### Written exercise a
Count the lines in the entries below that contain the string "النبي", treating uppercase and lowercase as different, and give only the number.

### Extract

☆ ☆ ☆ ☆ ☆

Many have asked “what’s changed” as if it’s a rhetorical question. But something very important has in fact changed; the Democratic Unionist Party has discovered a spine and a brain. Or more accurately, these organs were forcibly imposed on it by Traditional Unionist Voice’s Jim Allister.
For the uninitiated with the complex web of Northern Irish politics, Allister, a QC, is the head of the hard-line unionist party, which split from the DUP in 2007. Where Johnson talks in vague soundbites about Irish challenge, Allister effectively demolished the proposed legislation bit by bit – a level of analysis far beyond the capacity of the DUP, let alone their fair-weather friends in the European Research Group. Allister not only parses the text to demonstrate how it waters down GB-NI checks rather than eliminate them, but he also clearly points out that, without plans to invoke the mechanism allowing for unilateral safeguarding measures in Article 16, the government, despite its protestations, is set for a compromise with Brussels rather than confrontation.
The government doesn’t just need the EU to come back to the negotiating table, it also needs the DUP. It’s easy to forget that back in 2020, Arlene Foster celebrated her return to the Executive Office by talking about making the Protocol work for Northern Ireland. Unionist fury and business angst at how strictly the new sea border was enforced put paid to that spirit of cooperation, and gradually forced Britain and Europe into a tug of war over which aspects of their agreement had to be implemented.
For the Tories, this poses a real problem: it leaves the question of the various borders open. If the current Labour Shadow Cabinet, packed to the rafters with Remainers, were to actually find themselves in government, they would be able to bring all of the UK closer to the EU while solemnly declaring they were merely resolving the mess left by their predecessors. Even measures that fall some way short of rejoining the Customs Union, such as dynamic alignment with Europe on industrial and agrifood standards, would facilitate trade across both the Irish Sea and the English Channel, at the expense of liberal Brexiteers dreams of Global Britain. The only route towards stabilising a Brexit that maintains maximum regulatory and customs freedom for Great Britain, runs down an orange brick road.
The DUP would be wise to heed Allister’s warnings that nothing exists behind the curtain. If DUP leader, Jeffrey Donaldson, is rushed into becoming Deputy First Minister, then implementing the Protocol once again becomes Stormont’s problem. The Protocol is a mess that Boris Johnson got himself and our country into. He should be left to get us all out of it.
The problem for Johnson is that this calculation is true for almost everyone else, even his own backbenchers are unlikely to come to his aide. Following a slew of scandals, few people want to be seen to be helping Boris Johnson by making Brexit work; they either fear No10 will double-cross them or expect they can outlast them, and loathe to be tied to a sinking ship. Broken promises on protecting agricultural subsidies and regional development funding and the lack of the many promised “Brexit dividends”, only stiffens this institutional resistance.
It is no way to heal the divisions of 2016, and finally bring people together to accept let alone celebrate the victory he secured six years ago today.

☆ ☆ ☆ ☆ ☆

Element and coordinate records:
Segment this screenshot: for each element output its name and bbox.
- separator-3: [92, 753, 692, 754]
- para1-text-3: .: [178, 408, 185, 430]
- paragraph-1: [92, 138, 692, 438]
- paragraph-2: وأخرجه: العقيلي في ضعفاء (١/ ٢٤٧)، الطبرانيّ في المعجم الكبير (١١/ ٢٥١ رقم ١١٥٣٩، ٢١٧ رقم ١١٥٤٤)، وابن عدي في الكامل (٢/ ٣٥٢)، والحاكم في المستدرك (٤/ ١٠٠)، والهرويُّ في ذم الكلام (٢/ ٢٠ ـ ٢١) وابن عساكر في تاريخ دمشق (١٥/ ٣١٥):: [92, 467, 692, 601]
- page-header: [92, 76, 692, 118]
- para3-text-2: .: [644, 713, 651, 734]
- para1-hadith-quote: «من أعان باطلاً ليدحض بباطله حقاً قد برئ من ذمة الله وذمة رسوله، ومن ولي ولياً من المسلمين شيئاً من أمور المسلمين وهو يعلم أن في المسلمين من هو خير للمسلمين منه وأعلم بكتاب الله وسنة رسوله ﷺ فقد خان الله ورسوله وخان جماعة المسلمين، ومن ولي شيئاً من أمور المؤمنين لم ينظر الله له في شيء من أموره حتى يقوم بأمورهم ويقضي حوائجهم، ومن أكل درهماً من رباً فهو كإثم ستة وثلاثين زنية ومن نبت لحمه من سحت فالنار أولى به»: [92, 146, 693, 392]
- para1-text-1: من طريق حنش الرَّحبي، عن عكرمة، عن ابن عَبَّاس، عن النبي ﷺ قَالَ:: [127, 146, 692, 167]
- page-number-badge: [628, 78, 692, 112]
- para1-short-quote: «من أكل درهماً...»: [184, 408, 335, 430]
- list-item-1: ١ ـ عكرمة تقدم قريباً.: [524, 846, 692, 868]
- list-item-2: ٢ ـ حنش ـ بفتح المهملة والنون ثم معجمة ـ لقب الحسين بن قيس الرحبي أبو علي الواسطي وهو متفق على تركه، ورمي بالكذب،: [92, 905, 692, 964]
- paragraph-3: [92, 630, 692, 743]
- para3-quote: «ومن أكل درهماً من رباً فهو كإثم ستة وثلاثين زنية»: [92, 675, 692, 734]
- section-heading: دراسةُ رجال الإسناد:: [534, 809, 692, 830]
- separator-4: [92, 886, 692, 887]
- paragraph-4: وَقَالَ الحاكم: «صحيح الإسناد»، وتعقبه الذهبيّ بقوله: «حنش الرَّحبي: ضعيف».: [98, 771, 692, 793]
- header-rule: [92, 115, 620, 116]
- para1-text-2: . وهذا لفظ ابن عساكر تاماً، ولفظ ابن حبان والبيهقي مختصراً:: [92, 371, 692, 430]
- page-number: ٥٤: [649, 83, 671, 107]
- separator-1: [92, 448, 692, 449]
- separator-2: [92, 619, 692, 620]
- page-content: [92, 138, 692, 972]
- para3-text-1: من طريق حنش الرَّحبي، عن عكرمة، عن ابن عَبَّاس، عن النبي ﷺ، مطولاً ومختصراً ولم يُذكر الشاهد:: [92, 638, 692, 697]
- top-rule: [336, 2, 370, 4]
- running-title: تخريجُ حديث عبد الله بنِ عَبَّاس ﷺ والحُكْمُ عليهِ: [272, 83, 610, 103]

☆ ☆ ☆ ☆ ☆

### Written exercise b
Answer these questions using the article on the DUP above:
(i) In what year did Jim Allister's party split from the DUP?
(ii) Who celebrated a return to the Executive Office in 2020 by talking about making the Protocol work for Northern Ireland?
(iii) Who is named as the DUP leader?

### Correct result a
2

### Correct result b
(i) 2007
(ii) Arlene Foster
(iii) Jeffrey Donaldson